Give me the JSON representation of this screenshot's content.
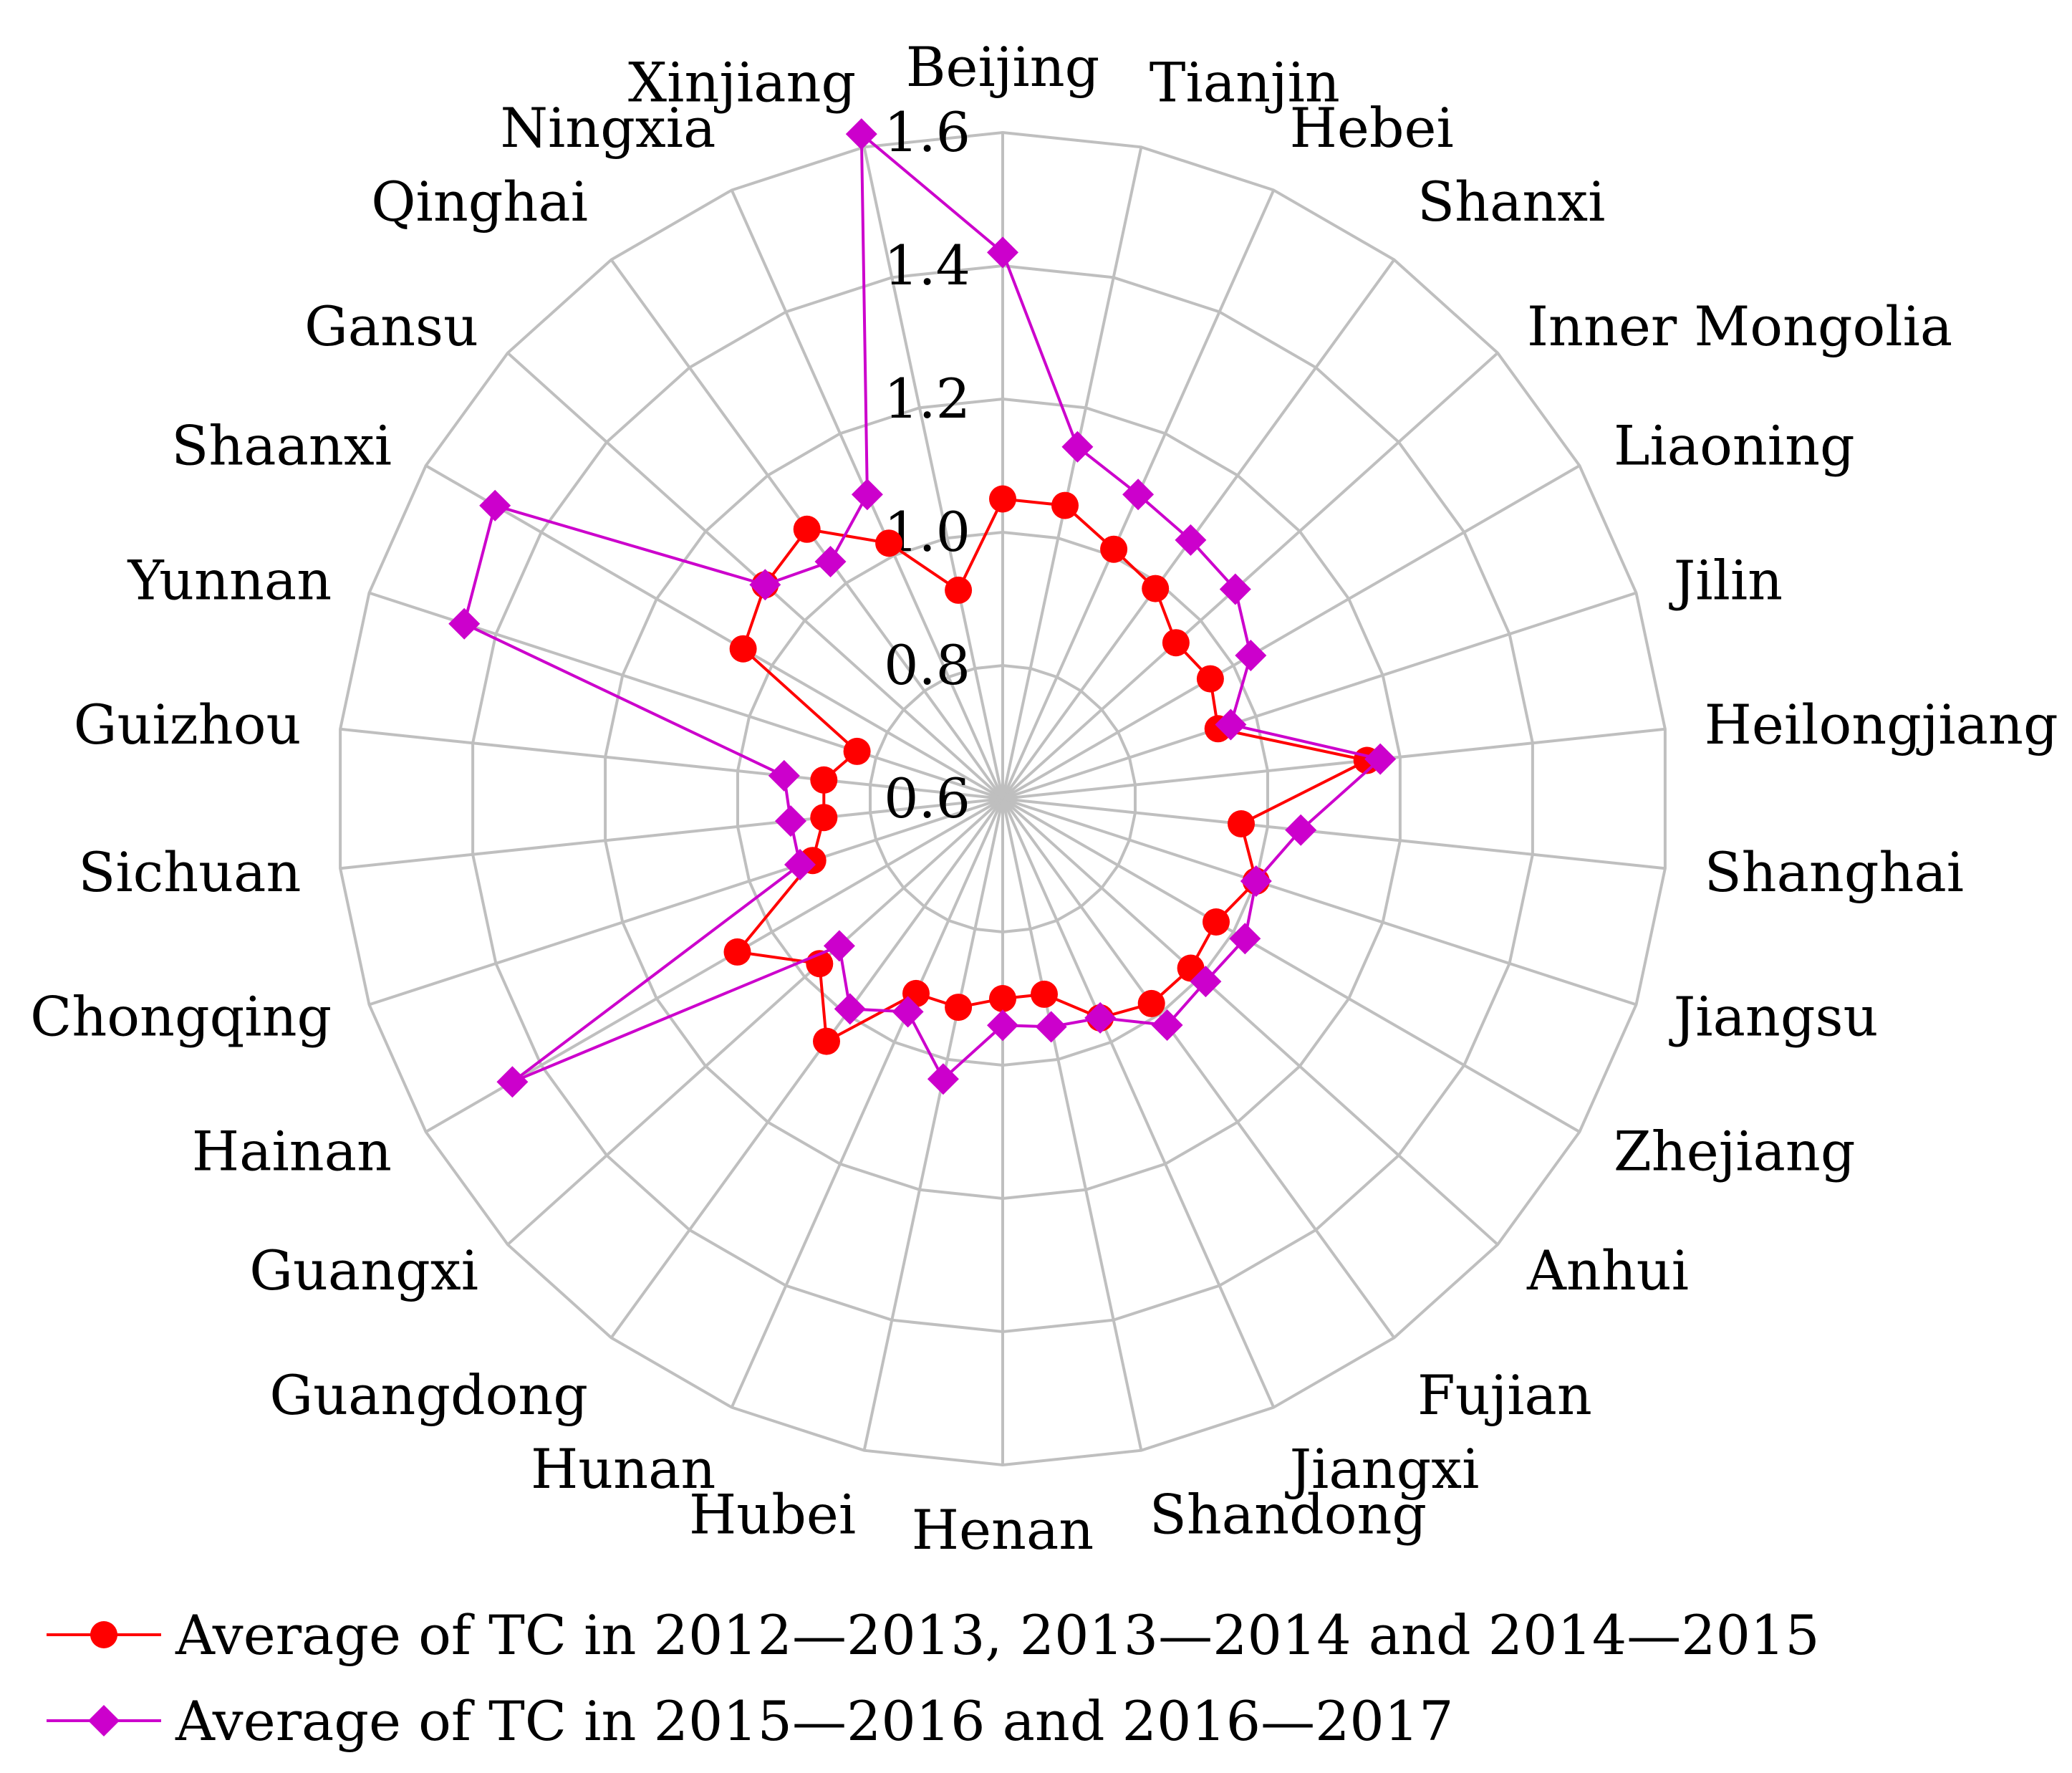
{
  "chart_data": {
    "type": "radar",
    "categories": [
      "Beijing",
      "Tianjin",
      "Hebei",
      "Shanxi",
      "Inner Mongolia",
      "Liaoning",
      "Jilin",
      "Heilongjiang",
      "Shanghai",
      "Jiangsu",
      "Zhejiang",
      "Anhui",
      "Fujian",
      "Jiangxi",
      "Shandong",
      "Henan",
      "Hubei",
      "Hunan",
      "Guangdong",
      "Guangxi",
      "Hainan",
      "Chongqing",
      "Sichuan",
      "Guizhou",
      "Yunnan",
      "Shaanxi",
      "Gansu",
      "Qinghai",
      "Ningxia",
      "Xinjiang"
    ],
    "radial_axis": {
      "min": 0.6,
      "max": 1.6,
      "ticks": [
        "0.6",
        "0.8",
        "1.0",
        "1.2",
        "1.4",
        "1.6"
      ],
      "tick_values": [
        0.6,
        0.8,
        1.0,
        1.2,
        1.4,
        1.6
      ]
    },
    "grid": true,
    "legend_placement": "bottom-left",
    "series": [
      {
        "name": "Average of TC in 2012—2013, 2013—2014 and  2014—2015",
        "color": "#ff0000",
        "marker": "circle",
        "values": [
          1.05,
          1.05,
          1.01,
          0.99,
          0.95,
          0.96,
          0.94,
          1.15,
          0.96,
          1.0,
          0.97,
          0.98,
          0.98,
          0.96,
          0.9,
          0.9,
          0.92,
          0.92,
          1.05,
          0.97,
          1.06,
          0.9,
          0.87,
          0.87,
          0.83,
          1.05,
          1.08,
          1.1,
          1.02,
          0.92
        ]
      },
      {
        "name": "Average of TC in 2015—2016 and 2016—2017",
        "color": "#cc00cc",
        "marker": "diamond",
        "values": [
          1.42,
          1.14,
          1.1,
          1.08,
          1.07,
          1.03,
          0.96,
          1.17,
          1.05,
          1.0,
          1.02,
          1.01,
          1.02,
          0.96,
          0.95,
          0.94,
          1.03,
          0.95,
          0.99,
          0.93,
          1.45,
          0.92,
          0.92,
          0.93,
          1.45,
          1.48,
          1.08,
          1.04,
          1.1,
          1.62
        ]
      }
    ]
  }
}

--

Direction:
Check every line in the material above for the string "name", then give only the number of lines that have it.

Written response:
2